» Description of the task
From the entries below, count the lines with "Condé". Write only the count.

--------------------

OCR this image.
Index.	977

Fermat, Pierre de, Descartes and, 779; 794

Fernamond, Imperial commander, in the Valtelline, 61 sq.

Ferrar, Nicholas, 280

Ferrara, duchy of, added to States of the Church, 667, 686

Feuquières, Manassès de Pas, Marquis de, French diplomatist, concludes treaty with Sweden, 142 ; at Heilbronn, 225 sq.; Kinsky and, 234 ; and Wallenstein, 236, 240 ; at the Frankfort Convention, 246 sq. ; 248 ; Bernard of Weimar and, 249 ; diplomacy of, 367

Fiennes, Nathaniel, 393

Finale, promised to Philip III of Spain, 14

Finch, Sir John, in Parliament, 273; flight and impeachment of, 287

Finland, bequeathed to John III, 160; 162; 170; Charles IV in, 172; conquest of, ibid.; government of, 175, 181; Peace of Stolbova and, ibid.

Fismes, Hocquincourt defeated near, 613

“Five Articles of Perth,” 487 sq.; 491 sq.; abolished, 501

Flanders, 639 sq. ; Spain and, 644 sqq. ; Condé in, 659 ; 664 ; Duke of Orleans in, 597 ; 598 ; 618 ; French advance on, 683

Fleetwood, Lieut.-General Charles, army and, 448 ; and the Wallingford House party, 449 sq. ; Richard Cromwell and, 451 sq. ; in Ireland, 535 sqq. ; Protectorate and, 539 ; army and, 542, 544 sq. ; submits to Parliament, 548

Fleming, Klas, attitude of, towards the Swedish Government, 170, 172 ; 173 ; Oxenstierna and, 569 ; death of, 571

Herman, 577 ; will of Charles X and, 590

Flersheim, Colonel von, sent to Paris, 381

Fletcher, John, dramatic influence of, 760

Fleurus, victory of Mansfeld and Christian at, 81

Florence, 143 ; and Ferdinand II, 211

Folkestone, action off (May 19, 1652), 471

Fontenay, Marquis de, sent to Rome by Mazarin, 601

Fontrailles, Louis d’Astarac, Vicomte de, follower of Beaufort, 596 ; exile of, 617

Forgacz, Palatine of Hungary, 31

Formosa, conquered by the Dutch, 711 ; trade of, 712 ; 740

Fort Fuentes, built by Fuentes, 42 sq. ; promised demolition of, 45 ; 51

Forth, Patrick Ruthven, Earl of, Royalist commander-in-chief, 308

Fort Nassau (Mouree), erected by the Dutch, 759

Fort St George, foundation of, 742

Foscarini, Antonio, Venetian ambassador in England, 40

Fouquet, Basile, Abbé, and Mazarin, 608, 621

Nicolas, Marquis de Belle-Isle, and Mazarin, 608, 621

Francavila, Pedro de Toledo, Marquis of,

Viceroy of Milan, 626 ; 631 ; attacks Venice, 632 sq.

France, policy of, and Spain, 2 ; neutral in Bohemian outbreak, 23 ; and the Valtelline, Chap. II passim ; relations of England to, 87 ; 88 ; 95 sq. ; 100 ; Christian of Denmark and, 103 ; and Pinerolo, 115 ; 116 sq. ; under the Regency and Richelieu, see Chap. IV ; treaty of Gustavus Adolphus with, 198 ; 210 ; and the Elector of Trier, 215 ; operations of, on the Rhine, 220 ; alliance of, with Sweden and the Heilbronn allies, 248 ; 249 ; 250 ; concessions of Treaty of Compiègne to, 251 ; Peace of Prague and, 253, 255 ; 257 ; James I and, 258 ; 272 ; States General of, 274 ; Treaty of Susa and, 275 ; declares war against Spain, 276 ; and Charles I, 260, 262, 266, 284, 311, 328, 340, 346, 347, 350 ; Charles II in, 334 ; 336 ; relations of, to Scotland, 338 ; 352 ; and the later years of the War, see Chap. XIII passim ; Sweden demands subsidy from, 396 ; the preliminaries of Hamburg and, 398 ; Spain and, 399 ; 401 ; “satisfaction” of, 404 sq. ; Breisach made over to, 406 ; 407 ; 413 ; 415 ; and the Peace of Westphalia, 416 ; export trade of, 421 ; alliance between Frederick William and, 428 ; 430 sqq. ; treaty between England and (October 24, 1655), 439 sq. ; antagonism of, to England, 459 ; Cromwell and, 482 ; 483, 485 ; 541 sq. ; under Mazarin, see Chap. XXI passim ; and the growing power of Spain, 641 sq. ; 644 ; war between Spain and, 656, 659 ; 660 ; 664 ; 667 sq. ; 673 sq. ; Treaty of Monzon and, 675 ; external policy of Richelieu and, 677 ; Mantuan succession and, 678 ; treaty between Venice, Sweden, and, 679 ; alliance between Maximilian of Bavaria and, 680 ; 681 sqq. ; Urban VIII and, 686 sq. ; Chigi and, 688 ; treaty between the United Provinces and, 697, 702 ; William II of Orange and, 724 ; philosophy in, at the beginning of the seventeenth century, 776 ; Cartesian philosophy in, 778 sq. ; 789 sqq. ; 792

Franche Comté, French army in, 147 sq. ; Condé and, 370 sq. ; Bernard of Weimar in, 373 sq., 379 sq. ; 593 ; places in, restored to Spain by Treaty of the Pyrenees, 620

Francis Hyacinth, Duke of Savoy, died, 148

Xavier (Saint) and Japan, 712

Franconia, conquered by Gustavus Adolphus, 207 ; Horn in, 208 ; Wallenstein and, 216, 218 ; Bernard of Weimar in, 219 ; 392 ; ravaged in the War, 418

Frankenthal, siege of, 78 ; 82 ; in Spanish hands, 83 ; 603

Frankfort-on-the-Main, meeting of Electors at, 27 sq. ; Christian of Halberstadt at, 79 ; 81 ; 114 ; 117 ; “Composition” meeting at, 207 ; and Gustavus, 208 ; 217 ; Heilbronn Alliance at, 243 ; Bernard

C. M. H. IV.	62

--------------------

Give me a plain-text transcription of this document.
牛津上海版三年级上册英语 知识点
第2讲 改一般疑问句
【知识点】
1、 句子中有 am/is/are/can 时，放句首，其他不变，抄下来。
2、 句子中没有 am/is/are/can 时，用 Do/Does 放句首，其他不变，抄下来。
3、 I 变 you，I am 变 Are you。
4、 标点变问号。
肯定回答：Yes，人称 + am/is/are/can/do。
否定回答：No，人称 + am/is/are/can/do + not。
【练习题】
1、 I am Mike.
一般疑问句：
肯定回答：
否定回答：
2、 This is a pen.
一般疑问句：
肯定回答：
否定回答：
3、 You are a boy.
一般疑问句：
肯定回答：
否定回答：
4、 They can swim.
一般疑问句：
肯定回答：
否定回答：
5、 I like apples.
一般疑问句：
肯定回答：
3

--------------------

» Response to this exercise
2